→ EXERCISE INSTRUCTIONS:
Say how many lines hold the string "TradingView", and nothing more.

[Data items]

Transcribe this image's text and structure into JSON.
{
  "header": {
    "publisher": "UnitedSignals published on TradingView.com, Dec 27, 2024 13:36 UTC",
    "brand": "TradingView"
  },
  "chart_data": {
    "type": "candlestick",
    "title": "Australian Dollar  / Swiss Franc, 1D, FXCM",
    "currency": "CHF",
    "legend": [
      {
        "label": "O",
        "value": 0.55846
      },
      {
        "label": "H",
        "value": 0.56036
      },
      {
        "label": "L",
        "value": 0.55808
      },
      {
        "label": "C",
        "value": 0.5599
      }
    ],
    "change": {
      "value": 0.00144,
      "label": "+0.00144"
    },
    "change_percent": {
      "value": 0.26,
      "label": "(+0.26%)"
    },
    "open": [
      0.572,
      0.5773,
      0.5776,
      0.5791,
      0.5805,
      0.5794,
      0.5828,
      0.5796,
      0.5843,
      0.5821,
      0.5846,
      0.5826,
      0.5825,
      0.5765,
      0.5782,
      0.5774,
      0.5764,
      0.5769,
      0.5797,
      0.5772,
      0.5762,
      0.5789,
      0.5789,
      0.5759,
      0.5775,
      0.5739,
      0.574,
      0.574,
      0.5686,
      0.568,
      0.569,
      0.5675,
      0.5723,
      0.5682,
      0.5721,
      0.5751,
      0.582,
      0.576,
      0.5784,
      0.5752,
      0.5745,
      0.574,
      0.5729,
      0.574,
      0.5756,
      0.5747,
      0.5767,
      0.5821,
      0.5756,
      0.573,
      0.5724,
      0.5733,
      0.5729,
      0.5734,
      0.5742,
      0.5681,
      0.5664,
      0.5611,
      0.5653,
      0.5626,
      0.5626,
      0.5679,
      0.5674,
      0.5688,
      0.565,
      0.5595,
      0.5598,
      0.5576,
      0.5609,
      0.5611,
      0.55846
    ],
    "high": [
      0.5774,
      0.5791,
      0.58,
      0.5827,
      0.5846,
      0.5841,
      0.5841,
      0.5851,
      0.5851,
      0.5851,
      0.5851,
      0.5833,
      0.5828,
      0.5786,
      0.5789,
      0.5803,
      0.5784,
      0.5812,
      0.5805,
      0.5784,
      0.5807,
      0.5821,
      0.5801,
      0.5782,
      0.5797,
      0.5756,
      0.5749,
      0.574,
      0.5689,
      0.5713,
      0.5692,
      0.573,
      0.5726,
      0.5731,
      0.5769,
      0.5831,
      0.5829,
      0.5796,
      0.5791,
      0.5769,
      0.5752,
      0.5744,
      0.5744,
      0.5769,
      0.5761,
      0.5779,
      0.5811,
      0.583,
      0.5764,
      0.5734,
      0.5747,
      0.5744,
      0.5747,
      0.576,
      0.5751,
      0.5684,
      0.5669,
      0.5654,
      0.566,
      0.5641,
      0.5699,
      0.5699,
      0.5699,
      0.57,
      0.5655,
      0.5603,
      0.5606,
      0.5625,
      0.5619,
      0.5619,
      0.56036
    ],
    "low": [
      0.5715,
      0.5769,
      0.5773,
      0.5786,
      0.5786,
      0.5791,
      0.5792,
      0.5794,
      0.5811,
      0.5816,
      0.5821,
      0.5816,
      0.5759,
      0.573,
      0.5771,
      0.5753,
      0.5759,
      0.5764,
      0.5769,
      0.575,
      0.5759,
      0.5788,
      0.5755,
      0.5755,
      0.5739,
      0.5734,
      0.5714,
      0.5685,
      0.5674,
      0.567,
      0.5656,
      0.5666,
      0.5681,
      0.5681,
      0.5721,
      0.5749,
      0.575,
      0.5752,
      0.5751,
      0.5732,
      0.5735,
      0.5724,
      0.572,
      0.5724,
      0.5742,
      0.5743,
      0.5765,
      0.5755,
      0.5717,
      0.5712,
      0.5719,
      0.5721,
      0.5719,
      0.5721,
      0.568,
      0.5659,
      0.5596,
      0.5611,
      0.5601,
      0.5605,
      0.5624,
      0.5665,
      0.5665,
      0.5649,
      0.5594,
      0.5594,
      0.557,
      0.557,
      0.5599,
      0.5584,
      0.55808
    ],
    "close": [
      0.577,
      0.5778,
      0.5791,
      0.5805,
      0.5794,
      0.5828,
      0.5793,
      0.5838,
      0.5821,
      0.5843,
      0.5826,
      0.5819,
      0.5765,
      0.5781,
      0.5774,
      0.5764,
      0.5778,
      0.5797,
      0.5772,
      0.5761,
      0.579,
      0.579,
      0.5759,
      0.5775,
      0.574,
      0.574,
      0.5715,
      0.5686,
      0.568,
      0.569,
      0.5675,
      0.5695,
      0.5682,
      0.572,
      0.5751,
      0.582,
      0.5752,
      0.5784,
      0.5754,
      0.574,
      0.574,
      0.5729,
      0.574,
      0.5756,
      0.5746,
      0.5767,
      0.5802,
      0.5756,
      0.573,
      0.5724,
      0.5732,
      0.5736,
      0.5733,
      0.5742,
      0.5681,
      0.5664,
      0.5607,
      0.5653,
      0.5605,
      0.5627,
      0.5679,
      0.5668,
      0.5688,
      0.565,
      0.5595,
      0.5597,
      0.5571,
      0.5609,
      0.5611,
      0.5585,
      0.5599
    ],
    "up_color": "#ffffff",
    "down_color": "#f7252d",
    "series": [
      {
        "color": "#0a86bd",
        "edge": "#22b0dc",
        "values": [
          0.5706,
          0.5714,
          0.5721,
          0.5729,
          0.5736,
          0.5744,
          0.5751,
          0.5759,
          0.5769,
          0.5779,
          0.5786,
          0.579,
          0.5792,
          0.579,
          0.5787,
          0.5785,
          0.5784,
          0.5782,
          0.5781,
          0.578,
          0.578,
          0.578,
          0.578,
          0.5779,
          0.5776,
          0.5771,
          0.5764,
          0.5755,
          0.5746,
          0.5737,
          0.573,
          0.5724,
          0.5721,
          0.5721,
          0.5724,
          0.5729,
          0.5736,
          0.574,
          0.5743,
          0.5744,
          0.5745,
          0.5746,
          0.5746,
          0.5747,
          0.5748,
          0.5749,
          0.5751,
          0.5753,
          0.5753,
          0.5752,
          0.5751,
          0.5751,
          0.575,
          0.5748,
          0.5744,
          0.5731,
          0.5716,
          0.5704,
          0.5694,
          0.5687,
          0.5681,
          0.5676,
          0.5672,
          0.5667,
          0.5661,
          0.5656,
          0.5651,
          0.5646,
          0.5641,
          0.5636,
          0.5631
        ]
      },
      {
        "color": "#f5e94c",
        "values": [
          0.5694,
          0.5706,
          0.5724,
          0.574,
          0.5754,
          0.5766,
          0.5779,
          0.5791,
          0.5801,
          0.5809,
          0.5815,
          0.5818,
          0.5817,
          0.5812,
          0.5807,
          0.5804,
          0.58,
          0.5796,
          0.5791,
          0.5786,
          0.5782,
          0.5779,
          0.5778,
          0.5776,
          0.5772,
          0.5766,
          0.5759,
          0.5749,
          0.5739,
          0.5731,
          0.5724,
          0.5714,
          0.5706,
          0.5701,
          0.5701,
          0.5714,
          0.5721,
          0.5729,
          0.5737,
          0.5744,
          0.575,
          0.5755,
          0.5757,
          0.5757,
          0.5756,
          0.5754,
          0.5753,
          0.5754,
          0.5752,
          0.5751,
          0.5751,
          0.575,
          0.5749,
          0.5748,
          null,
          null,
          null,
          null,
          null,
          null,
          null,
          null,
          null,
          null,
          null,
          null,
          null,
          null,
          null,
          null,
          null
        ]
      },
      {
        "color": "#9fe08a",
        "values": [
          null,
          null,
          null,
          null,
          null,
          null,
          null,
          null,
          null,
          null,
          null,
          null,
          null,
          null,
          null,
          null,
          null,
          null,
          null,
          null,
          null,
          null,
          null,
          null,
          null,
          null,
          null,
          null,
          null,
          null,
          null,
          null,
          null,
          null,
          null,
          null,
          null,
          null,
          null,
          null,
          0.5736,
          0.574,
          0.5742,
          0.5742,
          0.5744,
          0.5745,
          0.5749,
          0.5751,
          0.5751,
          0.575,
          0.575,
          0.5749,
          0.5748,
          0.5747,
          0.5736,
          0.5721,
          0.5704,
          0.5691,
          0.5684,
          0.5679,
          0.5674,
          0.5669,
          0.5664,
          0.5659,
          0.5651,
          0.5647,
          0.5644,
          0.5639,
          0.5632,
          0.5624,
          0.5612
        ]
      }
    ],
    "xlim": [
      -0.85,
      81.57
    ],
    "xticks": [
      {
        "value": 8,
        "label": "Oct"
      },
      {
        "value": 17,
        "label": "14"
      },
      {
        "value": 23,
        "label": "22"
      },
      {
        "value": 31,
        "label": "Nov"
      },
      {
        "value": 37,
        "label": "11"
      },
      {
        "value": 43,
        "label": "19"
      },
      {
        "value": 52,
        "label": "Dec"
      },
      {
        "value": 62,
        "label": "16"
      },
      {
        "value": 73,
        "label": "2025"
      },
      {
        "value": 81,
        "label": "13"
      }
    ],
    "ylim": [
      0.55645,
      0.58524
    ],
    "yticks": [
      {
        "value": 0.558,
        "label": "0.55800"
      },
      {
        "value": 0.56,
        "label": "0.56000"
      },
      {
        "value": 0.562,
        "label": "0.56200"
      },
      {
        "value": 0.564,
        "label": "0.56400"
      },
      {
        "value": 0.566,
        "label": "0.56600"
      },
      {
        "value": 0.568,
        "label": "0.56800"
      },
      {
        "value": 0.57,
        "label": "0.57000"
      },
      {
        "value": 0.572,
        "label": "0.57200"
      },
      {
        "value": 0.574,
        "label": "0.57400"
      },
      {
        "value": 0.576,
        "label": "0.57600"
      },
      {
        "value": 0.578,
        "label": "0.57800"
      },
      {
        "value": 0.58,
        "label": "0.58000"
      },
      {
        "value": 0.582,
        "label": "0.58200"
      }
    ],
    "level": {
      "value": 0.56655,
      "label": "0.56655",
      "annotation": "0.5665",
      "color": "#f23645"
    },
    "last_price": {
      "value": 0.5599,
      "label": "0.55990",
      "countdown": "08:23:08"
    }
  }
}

→ ANSWER FOR THE TASK:
2